**WHAT IS ASKED**
Which lines in the records below contain the word "Μιλάω"? Copy each of them.

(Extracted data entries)
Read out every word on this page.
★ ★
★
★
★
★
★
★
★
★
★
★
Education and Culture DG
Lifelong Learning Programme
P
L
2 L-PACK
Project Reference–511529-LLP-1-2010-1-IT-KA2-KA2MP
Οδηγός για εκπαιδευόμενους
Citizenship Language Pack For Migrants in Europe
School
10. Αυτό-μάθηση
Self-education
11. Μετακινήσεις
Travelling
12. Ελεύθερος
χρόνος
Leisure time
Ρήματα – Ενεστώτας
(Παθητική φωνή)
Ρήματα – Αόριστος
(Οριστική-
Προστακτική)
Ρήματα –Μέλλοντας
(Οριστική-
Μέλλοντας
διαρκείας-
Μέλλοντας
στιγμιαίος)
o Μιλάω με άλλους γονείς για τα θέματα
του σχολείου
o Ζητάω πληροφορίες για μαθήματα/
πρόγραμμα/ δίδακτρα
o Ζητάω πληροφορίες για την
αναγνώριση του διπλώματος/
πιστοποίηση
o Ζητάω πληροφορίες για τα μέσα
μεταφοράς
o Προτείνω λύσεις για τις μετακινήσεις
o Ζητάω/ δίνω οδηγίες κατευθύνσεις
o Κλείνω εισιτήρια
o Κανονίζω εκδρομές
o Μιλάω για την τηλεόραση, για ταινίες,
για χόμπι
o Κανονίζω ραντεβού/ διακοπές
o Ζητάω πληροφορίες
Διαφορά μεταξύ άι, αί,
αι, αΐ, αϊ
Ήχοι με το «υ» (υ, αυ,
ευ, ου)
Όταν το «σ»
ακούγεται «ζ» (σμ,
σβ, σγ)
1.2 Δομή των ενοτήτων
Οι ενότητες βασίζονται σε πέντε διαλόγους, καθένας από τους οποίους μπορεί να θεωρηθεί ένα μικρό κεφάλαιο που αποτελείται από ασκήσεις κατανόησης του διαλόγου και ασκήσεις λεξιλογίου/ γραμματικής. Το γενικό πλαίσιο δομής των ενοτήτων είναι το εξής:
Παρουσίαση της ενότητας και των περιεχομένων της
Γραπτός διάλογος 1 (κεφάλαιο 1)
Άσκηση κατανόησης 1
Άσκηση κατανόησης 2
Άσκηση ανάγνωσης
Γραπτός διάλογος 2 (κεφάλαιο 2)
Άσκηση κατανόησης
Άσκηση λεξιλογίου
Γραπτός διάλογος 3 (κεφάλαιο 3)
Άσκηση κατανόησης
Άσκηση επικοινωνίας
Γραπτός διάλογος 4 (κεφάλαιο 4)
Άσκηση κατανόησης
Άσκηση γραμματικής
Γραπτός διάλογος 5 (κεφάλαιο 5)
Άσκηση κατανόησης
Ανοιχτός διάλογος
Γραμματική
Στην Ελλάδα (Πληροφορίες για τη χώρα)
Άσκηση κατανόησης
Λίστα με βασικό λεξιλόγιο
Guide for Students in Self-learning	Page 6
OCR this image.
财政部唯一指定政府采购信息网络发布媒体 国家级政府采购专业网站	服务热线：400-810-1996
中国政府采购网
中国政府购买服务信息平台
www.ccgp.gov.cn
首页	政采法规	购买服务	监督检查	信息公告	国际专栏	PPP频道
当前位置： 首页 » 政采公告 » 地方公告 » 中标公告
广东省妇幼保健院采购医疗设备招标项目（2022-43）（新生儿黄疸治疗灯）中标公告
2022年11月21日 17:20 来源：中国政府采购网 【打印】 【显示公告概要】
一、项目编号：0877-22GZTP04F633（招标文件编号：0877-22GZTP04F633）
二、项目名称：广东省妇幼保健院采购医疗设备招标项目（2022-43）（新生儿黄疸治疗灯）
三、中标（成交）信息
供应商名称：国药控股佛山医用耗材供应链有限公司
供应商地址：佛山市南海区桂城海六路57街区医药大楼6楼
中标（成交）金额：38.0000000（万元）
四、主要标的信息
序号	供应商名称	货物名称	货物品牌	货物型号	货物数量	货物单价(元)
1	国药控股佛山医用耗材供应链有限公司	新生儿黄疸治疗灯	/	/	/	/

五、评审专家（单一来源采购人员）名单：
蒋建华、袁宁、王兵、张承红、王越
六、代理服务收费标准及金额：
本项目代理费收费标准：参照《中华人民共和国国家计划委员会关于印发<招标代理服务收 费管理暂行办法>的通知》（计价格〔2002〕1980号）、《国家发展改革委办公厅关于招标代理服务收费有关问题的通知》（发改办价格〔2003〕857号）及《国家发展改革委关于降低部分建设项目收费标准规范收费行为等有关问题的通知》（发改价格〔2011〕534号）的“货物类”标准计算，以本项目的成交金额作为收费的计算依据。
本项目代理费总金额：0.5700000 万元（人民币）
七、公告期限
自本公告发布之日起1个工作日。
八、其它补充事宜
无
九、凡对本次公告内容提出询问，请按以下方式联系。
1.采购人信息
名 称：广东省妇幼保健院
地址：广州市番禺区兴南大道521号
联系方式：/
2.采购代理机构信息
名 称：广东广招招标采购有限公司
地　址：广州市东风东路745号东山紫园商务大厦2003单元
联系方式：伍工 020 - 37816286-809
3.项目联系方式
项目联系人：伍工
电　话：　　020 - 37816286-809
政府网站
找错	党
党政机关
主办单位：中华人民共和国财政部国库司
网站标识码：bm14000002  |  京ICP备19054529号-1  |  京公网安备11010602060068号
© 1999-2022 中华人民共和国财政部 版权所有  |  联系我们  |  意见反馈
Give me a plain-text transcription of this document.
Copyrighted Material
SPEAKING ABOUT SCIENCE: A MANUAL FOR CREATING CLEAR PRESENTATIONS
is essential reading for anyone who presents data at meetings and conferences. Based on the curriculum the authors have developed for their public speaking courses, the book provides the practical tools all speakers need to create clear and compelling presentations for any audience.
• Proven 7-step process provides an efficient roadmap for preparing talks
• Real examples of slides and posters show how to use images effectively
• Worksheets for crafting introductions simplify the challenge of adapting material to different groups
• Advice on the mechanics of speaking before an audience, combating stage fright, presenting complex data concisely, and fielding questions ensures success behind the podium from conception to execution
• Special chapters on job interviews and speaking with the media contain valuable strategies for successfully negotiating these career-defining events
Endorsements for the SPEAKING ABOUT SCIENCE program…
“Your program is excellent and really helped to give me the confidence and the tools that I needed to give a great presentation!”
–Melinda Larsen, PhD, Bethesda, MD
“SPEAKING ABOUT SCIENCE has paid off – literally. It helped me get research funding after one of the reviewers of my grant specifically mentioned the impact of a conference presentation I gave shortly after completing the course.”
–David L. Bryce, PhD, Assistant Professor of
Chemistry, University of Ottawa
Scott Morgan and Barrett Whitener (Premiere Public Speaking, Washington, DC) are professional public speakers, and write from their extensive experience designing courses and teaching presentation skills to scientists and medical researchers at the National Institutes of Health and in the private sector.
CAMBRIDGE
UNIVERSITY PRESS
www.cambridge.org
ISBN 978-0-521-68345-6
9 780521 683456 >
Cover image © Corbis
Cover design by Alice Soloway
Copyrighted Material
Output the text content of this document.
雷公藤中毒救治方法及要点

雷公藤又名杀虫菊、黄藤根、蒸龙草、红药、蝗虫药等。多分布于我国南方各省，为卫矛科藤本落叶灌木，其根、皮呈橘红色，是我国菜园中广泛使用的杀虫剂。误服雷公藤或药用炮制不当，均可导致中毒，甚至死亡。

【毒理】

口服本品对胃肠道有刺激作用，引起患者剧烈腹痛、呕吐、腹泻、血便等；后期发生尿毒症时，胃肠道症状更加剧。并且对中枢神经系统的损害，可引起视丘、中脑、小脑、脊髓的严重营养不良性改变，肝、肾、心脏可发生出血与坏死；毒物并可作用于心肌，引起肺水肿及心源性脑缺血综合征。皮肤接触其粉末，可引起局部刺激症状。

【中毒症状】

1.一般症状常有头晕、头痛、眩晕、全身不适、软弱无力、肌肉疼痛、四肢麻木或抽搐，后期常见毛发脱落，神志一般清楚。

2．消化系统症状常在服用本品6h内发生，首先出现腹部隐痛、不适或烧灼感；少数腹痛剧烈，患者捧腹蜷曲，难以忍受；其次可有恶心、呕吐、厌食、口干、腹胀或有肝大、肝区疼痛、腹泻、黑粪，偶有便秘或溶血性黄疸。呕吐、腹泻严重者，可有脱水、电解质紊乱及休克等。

**RESPONSE BELOW**
o Μιλάω με άλλους γονείς για τα θέματα
o Μιλάω για την τηλεόραση, για ταινίες,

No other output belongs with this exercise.